Every entry must be given again exactly.

## Start Data rows

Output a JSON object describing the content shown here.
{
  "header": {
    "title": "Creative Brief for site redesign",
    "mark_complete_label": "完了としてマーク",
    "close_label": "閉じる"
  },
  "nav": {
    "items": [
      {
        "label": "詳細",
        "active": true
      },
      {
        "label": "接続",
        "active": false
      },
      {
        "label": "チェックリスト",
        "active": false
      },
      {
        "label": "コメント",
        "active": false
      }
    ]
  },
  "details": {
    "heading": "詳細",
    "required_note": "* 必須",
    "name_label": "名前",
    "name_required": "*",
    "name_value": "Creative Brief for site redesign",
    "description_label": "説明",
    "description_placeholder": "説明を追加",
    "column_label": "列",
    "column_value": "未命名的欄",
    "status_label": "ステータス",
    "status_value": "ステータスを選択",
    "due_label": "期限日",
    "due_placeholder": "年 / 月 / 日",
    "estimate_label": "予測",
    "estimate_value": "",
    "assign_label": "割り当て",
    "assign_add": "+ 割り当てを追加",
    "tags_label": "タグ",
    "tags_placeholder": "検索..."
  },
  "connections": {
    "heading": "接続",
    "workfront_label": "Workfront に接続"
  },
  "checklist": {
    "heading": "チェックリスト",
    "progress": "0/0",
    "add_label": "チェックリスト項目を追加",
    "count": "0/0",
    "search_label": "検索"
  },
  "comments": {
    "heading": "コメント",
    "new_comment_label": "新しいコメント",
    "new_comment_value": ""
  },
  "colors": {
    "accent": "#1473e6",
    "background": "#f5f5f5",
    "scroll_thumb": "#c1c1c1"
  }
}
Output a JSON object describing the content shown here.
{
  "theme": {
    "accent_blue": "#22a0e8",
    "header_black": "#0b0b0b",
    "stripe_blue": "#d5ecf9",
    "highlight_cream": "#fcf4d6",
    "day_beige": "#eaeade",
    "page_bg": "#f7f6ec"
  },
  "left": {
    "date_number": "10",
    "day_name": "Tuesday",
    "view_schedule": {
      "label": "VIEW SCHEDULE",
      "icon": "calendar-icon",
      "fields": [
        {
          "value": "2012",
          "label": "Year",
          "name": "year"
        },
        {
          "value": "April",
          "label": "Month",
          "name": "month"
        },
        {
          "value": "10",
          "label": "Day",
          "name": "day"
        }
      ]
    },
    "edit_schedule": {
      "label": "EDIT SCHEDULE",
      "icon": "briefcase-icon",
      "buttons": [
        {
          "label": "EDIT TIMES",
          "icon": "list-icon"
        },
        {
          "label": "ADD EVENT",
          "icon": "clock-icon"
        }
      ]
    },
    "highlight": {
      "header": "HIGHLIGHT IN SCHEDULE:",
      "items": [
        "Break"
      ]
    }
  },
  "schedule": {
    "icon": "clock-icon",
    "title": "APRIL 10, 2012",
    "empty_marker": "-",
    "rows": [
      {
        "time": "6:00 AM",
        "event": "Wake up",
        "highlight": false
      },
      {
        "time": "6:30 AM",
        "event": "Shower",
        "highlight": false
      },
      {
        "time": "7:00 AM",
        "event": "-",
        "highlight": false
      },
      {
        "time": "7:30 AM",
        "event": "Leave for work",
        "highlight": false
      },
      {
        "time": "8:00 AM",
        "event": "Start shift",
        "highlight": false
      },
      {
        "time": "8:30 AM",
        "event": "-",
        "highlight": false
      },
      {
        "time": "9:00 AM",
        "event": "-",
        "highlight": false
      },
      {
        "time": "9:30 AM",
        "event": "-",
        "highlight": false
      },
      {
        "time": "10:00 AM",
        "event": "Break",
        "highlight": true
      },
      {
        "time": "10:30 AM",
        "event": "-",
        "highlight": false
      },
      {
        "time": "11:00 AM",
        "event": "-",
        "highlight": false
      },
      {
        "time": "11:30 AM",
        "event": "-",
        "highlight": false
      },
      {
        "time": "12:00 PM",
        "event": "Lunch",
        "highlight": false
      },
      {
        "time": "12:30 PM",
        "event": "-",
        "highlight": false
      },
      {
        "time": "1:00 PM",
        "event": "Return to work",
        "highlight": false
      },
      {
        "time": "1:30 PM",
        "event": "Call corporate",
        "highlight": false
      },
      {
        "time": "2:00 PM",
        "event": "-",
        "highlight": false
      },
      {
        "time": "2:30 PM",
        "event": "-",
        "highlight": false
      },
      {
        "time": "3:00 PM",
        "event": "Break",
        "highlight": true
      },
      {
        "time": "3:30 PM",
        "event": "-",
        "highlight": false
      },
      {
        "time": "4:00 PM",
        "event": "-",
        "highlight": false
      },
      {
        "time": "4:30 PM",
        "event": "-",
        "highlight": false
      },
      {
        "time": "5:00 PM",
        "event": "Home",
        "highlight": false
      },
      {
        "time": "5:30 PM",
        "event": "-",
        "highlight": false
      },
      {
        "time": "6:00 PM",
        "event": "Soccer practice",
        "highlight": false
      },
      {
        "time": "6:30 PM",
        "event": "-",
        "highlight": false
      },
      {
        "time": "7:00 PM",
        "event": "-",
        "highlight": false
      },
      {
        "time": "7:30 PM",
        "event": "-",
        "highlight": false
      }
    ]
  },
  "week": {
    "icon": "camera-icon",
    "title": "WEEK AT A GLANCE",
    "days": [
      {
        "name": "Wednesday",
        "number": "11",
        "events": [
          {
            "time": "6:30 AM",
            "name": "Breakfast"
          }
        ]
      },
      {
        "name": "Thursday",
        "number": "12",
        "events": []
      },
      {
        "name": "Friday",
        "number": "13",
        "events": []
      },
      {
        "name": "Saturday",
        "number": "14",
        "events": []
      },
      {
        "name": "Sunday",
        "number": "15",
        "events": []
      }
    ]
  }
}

## End Data rows

• _Solved problem_
Output a JSON object describing the content shown here.
{
  "header": {
    "title": "Creative Brief for site redesign",
    "mark_complete_label": "完了としてマーク",
    "close_label": "閉じる"
  },
  "nav": {
    "items": [
      {
        "label": "詳細",
        "active": true
      },
      {
        "label": "接続",
        "active": false
      },
      {
        "label": "チェックリスト",
        "active": false
      },
      {
        "label": "コメント",
        "active": false
      }
    ]
  },
  "details": {
    "heading": "詳細",
    "required_note": "* 必須",
    "name_label": "名前",
    "name_required": "*",
    "name_value": "Creative Brief for site redesign",
    "description_label": "説明",
    "description_placeholder": "説明を追加",
    "column_label": "列",
    "column_value": "未命名的欄",
    "status_label": "ステータス",
    "status_value": "ステータスを選択",
    "due_label": "期限日",
    "due_placeholder": "年 / 月 / 日",
    "estimate_label": "予測",
    "estimate_value": "",
    "assign_label": "割り当て",
    "assign_add": "+ 割り当てを追加",
    "tags_label": "タグ",
    "tags_placeholder": "検索..."
  },
  "connections": {
    "heading": "接続",
    "workfront_label": "Workfront に接続"
  },
  "checklist": {
    "heading": "チェックリスト",
    "progress": "0/0",
    "add_label": "チェックリスト項目を追加",
    "count": "0/0",
    "search_label": "検索"
  },
  "comments": {
    "heading": "コメント",
    "new_comment_label": "新しいコメント",
    "new_comment_value": ""
  },
  "colors": {
    "accent": "#1473e6",
    "background": "#f5f5f5",
    "scroll_thumb": "#c1c1c1"
  }
}
Output a JSON object describing the content shown here.
{
  "theme": {
    "accent_blue": "#22a0e8",
    "header_black": "#0b0b0b",
    "stripe_blue": "#d5ecf9",
    "highlight_cream": "#fcf4d6",
    "day_beige": "#eaeade",
    "page_bg": "#f7f6ec"
  },
  "left": {
    "date_number": "10",
    "day_name": "Tuesday",
    "view_schedule": {
      "label": "VIEW SCHEDULE",
      "icon": "calendar-icon",
      "fields": [
        {
          "value": "2012",
          "label": "Year",
          "name": "year"
        },
        {
          "value": "April",
          "label": "Month",
          "name": "month"
        },
        {
          "value": "10",
          "label": "Day",
          "name": "day"
        }
      ]
    },
    "edit_schedule": {
      "label": "EDIT SCHEDULE",
      "icon": "briefcase-icon",
      "buttons": [
        {
          "label": "EDIT TIMES",
          "icon": "list-icon"
        },
        {
          "label": "ADD EVENT",
          "icon": "clock-icon"
        }
      ]
    },
    "highlight": {
      "header": "HIGHLIGHT IN SCHEDULE:",
      "items": [
        "Break"
      ]
    }
  },
  "schedule": {
    "icon": "clock-icon",
    "title": "APRIL 10, 2012",
    "empty_marker": "-",
    "rows": [
      {
        "time": "6:00 AM",
        "event": "Wake up",
        "highlight": false
      },
      {
        "time": "6:30 AM",
        "event": "Shower",
        "highlight": false
      },
      {
        "time": "7:00 AM",
        "event": "-",
        "highlight": false
      },
      {
        "time": "7:30 AM",
        "event": "Leave for work",
        "highlight": false
      },
      {
        "time": "8:00 AM",
        "event": "Start shift",
        "highlight": false
      },
      {
        "time": "8:30 AM",
        "event": "-",
        "highlight": false
      },
      {
        "time": "9:00 AM",
        "event": "-",
        "highlight": false
      },
      {
        "time": "9:30 AM",
        "event": "-",
        "highlight": false
      },
      {
        "time": "10:00 AM",
        "event": "Break",
        "highlight": true
      },
      {
        "time": "10:30 AM",
        "event": "-",
        "highlight": false
      },
      {
        "time": "11:00 AM",
        "event": "-",
        "highlight": false
      },
      {
        "time": "11:30 AM",
        "event": "-",
        "highlight": false
      },
      {
        "time": "12:00 PM",
        "event": "Lunch",
        "highlight": false
      },
      {
        "time": "12:30 PM",
        "event": "-",
        "highlight": false
      },
      {
        "time": "1:00 PM",
        "event": "Return to work",
        "highlight": false
      },
      {
        "time": "1:30 PM",
        "event": "Call corporate",
        "highlight": false
      },
      {
        "time": "2:00 PM",
        "event": "-",
        "highlight": false
      },
      {
        "time": "2:30 PM",
        "event": "-",
        "highlight": false
      },
      {
        "time": "3:00 PM",
        "event": "Break",
        "highlight": true
      },
      {
        "time": "3:30 PM",
        "event": "-",
        "highlight": false
      },
      {
        "time": "4:00 PM",
        "event": "-",
        "highlight": false
      },
      {
        "time": "4:30 PM",
        "event": "-",
        "highlight": false
      },
      {
        "time": "5:00 PM",
        "event": "Home",
        "highlight": false
      },
      {
        "time": "5:30 PM",
        "event": "-",
        "highlight": false
      },
      {
        "time": "6:00 PM",
        "event": "Soccer practice",
        "highlight": false
      },
      {
        "time": "6:30 PM",
        "event": "-",
        "highlight": false
      },
      {
        "time": "7:00 PM",
        "event": "-",
        "highlight": false
      },
      {
        "time": "7:30 PM",
        "event": "-",
        "highlight": false
      }
    ]
  },
  "week": {
    "icon": "camera-icon",
    "title": "WEEK AT A GLANCE",
    "days": [
      {
        "name": "Wednesday",
        "number": "11",
        "events": [
          {
            "time": "6:30 AM",
            "name": "Breakfast"
          }
        ]
      },
      {
        "name": "Thursday",
        "number": "12",
        "events": []
      },
      {
        "name": "Friday",
        "number": "13",
        "events": []
      },
      {
        "name": "Saturday",
        "number": "14",
        "events": []
      },
      {
        "name": "Sunday",
        "number": "15",
        "events": []
      }
    ]
  }
}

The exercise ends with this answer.